What the task requires:
Pull out each line of the data that includes the word "вида".

[START Provided information]

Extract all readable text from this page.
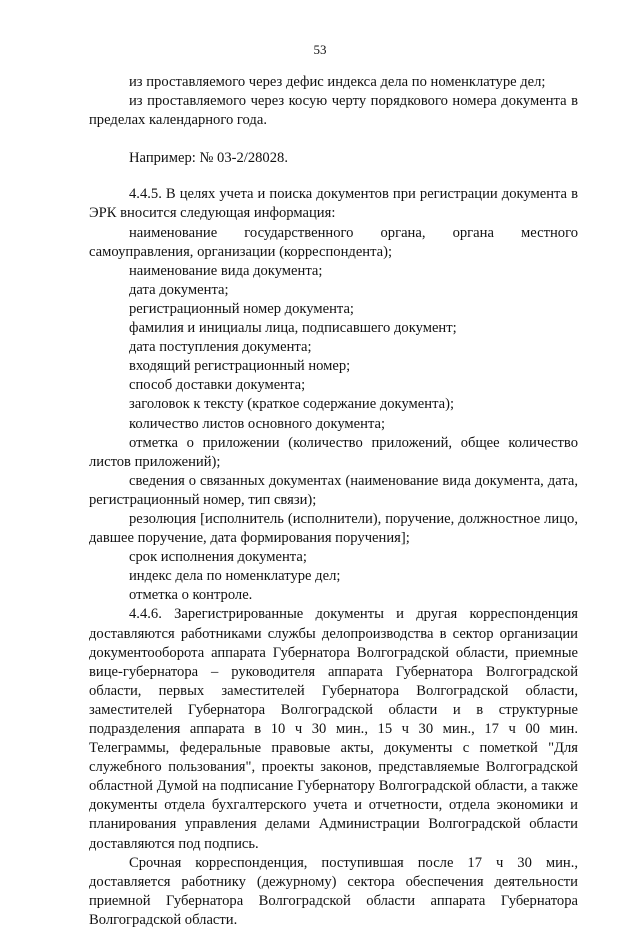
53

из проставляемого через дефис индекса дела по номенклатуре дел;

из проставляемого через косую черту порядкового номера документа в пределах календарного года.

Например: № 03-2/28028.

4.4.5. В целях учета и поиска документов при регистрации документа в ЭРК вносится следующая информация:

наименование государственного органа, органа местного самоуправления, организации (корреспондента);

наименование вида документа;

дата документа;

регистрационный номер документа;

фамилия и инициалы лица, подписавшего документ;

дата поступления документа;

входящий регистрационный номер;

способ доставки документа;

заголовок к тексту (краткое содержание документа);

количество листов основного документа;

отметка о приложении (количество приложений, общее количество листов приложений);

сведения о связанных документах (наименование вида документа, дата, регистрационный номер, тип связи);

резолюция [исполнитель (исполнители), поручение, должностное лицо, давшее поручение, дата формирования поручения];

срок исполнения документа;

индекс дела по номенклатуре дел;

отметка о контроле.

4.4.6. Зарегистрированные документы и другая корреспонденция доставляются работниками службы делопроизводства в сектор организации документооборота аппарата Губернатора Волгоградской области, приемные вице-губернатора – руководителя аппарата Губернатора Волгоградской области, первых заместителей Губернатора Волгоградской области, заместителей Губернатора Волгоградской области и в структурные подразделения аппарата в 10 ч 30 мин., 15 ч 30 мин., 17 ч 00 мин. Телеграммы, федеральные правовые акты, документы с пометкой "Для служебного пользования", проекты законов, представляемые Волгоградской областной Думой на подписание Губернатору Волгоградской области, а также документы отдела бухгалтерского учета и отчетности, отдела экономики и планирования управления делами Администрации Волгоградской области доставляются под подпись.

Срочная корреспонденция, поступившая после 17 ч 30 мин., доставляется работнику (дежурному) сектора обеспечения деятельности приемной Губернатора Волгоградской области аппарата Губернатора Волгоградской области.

[END Provided information]
[START Provided information]

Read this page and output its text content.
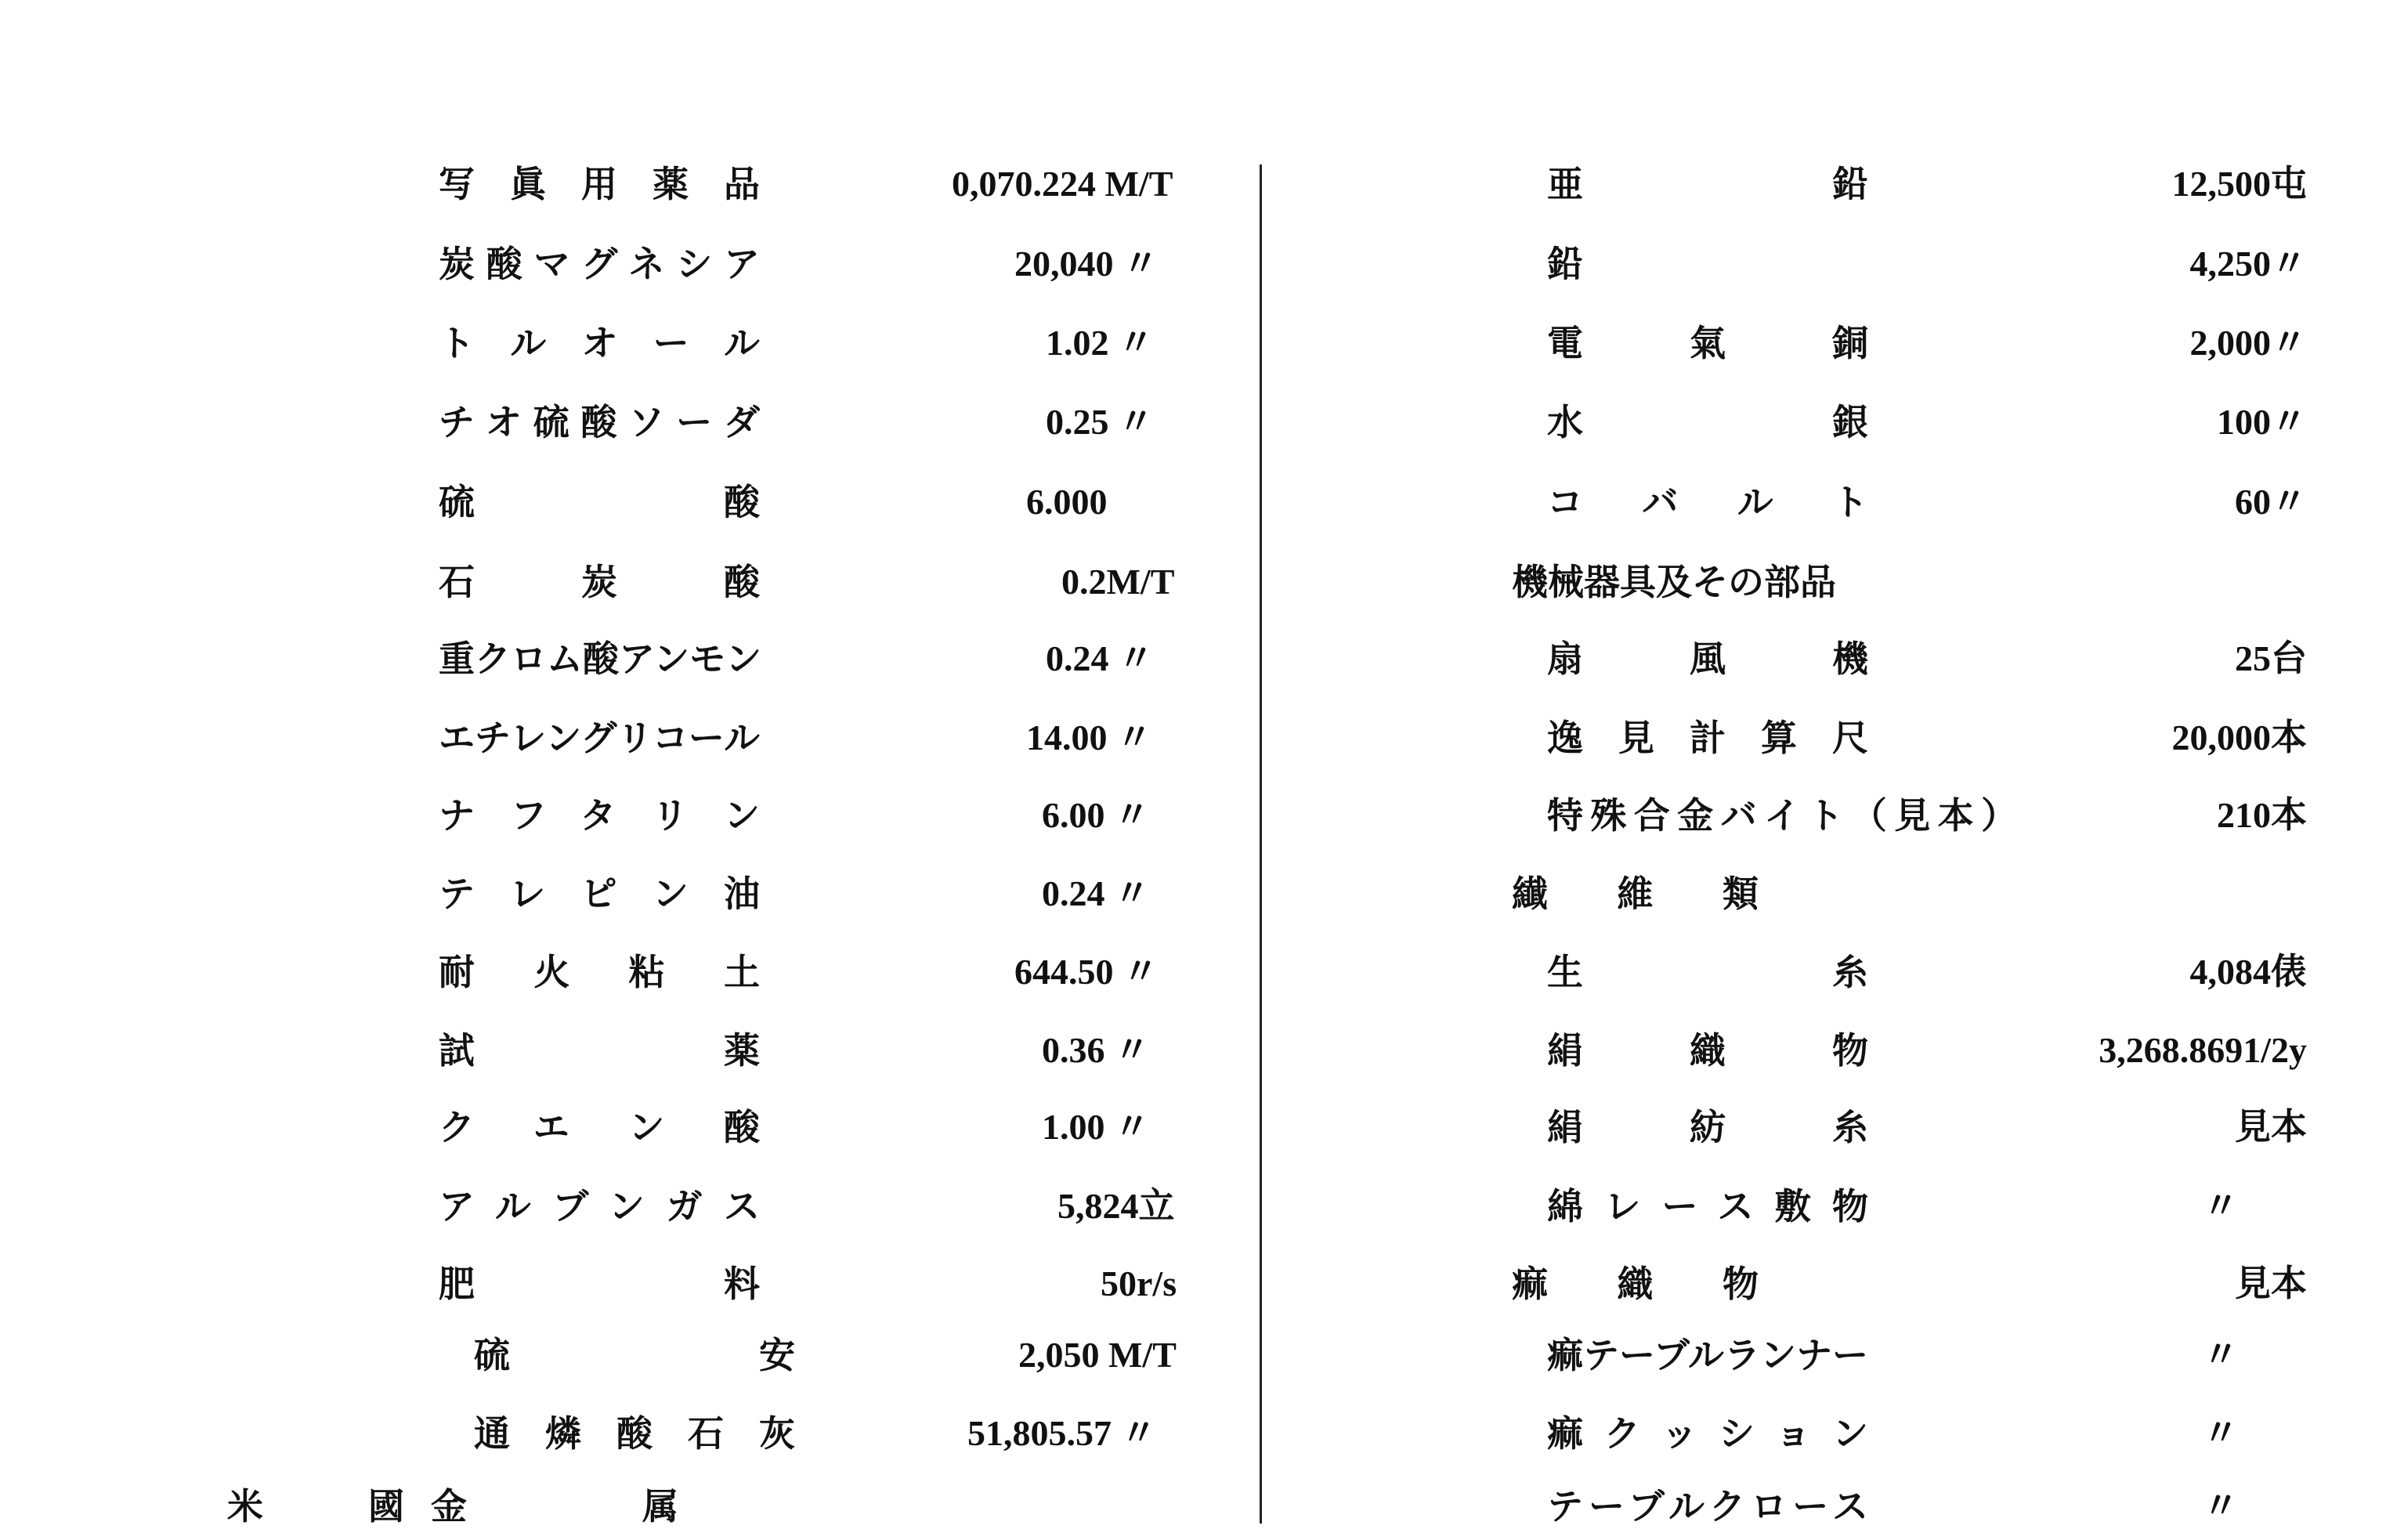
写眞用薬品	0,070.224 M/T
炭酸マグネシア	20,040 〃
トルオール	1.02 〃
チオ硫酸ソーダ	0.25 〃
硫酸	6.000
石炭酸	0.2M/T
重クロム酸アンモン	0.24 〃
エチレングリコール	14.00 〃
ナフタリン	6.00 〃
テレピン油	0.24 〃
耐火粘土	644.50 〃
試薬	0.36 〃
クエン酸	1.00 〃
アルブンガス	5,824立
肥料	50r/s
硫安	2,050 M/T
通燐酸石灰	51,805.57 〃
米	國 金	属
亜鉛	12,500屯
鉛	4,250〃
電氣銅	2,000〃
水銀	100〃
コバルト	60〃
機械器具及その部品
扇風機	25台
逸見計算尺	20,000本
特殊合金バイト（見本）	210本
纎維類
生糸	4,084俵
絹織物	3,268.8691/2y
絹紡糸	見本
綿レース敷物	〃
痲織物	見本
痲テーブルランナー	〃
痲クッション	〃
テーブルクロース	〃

[END Provided information]

The output:
наименование вида документа;
сведения о связанных документах (наименование вида документа, дата, регистрационный номер, тип связи);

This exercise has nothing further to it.